▶ _What the task requires_:
Rewrite these entries with "gluing machine" replaced by "glue-spreading machine", changing nothing else and leaving out the pictures.

(Dataset excerpt)
☆ ☆ ☆ ☆ ☆

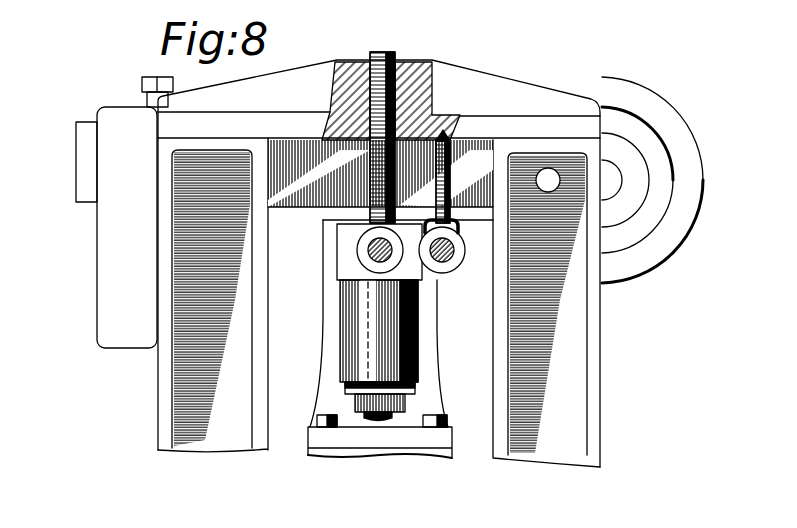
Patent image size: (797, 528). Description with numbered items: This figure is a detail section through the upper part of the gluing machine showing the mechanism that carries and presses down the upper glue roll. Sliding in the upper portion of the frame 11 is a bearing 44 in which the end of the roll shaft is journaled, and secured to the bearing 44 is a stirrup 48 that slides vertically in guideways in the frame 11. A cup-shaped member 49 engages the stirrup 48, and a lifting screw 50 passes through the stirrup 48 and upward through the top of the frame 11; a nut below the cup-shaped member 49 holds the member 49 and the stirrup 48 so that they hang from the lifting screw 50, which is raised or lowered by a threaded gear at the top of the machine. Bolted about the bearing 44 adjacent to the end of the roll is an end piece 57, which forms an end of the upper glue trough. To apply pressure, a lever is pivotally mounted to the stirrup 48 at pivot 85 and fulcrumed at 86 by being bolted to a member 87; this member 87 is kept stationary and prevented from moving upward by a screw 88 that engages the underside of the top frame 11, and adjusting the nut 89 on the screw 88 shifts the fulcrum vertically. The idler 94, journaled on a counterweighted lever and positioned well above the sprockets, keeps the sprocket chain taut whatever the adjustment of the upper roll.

The frame 11 is at (590, 388).
The idler 94 is at (627, 93).
The lifting screw 50 is at (396, 105).
The screw 88 is at (479, 143).
The pivot 85 is at (367, 256).
The member 87 is at (449, 258).
The fulcrum 86 is at (439, 263).
The nut 89 is at (457, 232).
The cup-shaped member 49 is at (395, 362).
The end piece 57 is at (382, 419).
The stirrup 48 is at (322, 392).
The bearing 44 is at (343, 453).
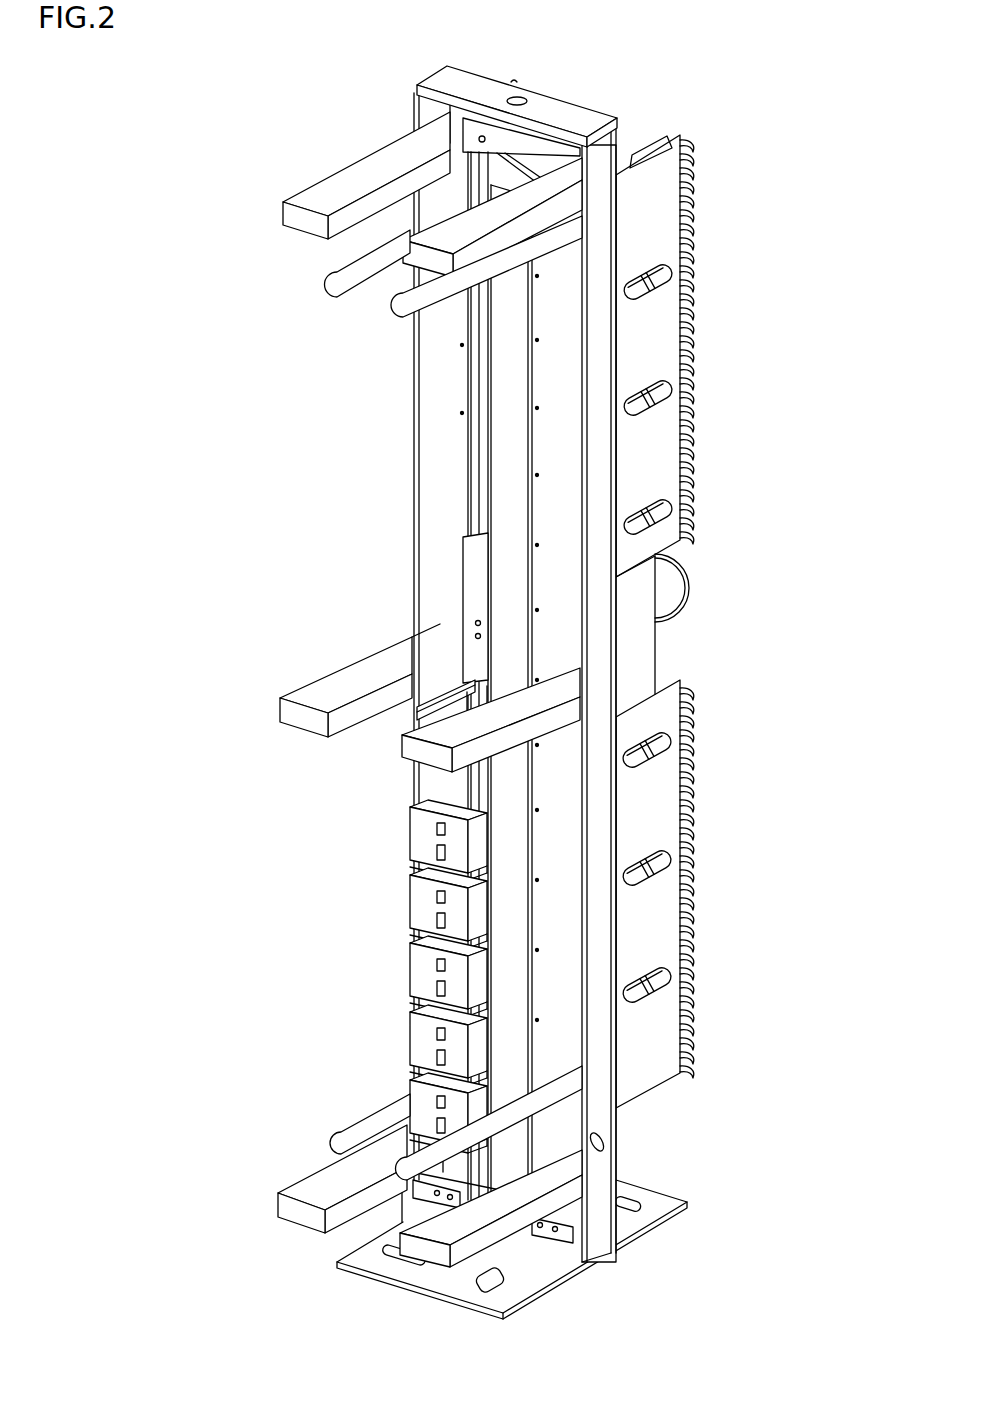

☆ ☆ ☆ ☆ ☆

▶ _Solution_:
Patent image size: (797, 528). Description with numbered items: This figure is a detail section through the upper part of the glue-spreading machine showing the mechanism that carries and presses down the upper glue roll. Sliding in the upper portion of the frame 11 is a bearing 44 in which the end of the roll shaft is journaled, and secured to the bearing 44 is a stirrup 48 that slides vertically in guideways in the frame 11. A cup-shaped member 49 engages the stirrup 48, and a lifting screw 50 passes through the stirrup 48 and upward through the top of the frame 11; a nut below the cup-shaped member 49 holds the member 49 and the stirrup 48 so that they hang from the lifting screw 50, which is raised or lowered by a threaded gear at the top of the machine. Bolted about the bearing 44 adjacent to the end of the roll is an end piece 57, which forms an end of the upper glue trough. To apply pressure, a lever is pivotally mounted to the stirrup 48 at pivot 85 and fulcrumed at 86 by being bolted to a member 87; this member 87 is kept stationary and prevented from moving upward by a screw 88 that engages the underside of the top frame 11, and adjusting the nut 89 on the screw 88 shifts the fulcrum vertically. The idler 94, journaled on a counterweighted lever and positioned well above the sprockets, keeps the sprocket chain taut whatever the adjustment of the upper roll.

The frame 11 is at (590, 388).
The idler 94 is at (627, 93).
The lifting screw 50 is at (396, 105).
The screw 88 is at (479, 143).
The pivot 85 is at (367, 256).
The member 87 is at (449, 258).
The fulcrum 86 is at (439, 263).
The nut 89 is at (457, 232).
The cup-shaped member 49 is at (395, 362).
The end piece 57 is at (382, 419).
The stirrup 48 is at (322, 392).
The bearing 44 is at (343, 453).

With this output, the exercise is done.